> _Rows from a dataset_
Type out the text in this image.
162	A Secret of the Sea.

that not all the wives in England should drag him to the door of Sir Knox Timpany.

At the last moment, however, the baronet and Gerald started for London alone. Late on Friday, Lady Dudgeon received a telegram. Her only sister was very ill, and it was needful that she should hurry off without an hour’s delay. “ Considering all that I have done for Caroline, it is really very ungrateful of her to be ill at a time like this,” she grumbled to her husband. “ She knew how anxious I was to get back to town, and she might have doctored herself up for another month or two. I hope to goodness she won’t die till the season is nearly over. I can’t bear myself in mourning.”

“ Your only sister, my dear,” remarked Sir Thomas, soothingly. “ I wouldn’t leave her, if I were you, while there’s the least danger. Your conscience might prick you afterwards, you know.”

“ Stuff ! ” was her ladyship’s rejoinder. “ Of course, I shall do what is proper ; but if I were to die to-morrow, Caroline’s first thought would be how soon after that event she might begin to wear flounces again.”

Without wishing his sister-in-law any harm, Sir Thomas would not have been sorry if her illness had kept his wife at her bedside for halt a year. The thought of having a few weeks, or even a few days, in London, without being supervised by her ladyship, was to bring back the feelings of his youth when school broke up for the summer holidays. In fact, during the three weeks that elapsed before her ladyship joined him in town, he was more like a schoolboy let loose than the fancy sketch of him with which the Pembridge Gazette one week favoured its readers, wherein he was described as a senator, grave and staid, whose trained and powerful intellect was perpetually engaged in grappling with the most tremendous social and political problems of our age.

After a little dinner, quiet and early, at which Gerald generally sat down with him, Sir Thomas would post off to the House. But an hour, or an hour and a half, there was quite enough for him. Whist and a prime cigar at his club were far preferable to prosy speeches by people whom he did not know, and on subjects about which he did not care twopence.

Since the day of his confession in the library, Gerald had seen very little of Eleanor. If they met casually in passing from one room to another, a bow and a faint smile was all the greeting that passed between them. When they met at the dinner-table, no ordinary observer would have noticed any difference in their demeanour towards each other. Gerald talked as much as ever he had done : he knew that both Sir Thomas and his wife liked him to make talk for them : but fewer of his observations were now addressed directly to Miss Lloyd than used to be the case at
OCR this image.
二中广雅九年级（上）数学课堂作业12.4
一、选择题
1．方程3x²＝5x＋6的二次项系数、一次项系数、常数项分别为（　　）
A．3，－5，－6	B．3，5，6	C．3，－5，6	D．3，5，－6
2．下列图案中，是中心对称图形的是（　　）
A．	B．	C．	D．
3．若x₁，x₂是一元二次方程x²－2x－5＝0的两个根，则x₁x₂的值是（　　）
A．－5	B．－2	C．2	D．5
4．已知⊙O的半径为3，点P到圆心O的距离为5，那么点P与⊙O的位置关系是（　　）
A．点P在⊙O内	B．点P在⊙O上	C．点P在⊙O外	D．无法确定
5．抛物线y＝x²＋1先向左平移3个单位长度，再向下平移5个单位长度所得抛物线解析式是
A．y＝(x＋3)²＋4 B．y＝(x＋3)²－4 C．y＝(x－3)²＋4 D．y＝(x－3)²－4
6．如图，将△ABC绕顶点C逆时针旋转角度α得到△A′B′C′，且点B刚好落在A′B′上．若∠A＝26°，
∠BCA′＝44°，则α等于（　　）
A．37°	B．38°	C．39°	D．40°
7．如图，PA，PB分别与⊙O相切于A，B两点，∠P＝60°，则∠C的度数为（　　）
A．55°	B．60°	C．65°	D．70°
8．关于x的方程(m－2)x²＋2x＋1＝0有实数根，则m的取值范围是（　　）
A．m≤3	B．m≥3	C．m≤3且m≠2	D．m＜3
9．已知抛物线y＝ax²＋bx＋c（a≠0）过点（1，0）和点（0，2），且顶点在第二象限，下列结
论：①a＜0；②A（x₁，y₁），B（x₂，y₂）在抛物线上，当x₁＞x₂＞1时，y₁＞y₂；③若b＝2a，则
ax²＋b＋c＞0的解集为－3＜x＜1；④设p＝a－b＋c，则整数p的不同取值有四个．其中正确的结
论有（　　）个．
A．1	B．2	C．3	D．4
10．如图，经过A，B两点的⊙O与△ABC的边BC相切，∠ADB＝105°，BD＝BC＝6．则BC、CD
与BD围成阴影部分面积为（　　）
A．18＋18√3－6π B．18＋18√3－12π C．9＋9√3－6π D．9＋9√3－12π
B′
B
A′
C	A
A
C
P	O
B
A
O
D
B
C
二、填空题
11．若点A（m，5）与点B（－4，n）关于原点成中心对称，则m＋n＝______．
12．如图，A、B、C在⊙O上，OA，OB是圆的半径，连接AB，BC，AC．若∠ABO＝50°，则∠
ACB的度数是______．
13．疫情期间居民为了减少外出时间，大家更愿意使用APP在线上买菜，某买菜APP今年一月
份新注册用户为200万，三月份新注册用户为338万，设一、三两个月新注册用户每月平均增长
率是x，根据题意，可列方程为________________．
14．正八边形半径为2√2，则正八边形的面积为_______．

> _What this task involves_
Show every line that contains the word "sister".

> _Exercise result_
At the last moment, however, the baronet and Gerald started for London alone. Late on Friday, Lady Dudgeon received a telegram. Her only sister was very ill, and it was needful that she should hurry off without an hour’s delay. “ Considering all that I have done for Caroline, it is really very ungrateful of her to be ill at a time like this,” she grumbled to her husband. “ She knew how anxious I was to get back to town, and she might have doctored herself up for another month or two. I hope to goodness she won’t die till the season is nearly over. I can’t bear myself in mourning.”
“ Your only sister, my dear,” remarked Sir Thomas, soothingly. “ I wouldn’t leave her, if I were you, while there’s the least danger. Your conscience might prick you afterwards, you know.”
Without wishing his sister-in-law any harm, Sir Thomas would not have been sorry if her illness had kept his wife at her bedside for halt a year. The thought of having a few weeks, or even a few days, in London, without being supervised by her ladyship, was to bring back the feelings of his youth when school broke up for the summer holidays. In fact, during the three weeks that elapsed before her ladyship joined him in town, he was more like a schoolboy let loose than the fancy sketch of him with which the Pembridge Gazette one week favoured its readers, wherein he was described as a senator, grave and staid, whose trained and powerful intellect was perpetually engaged in grappling with the most tremendous social and political problems of our age.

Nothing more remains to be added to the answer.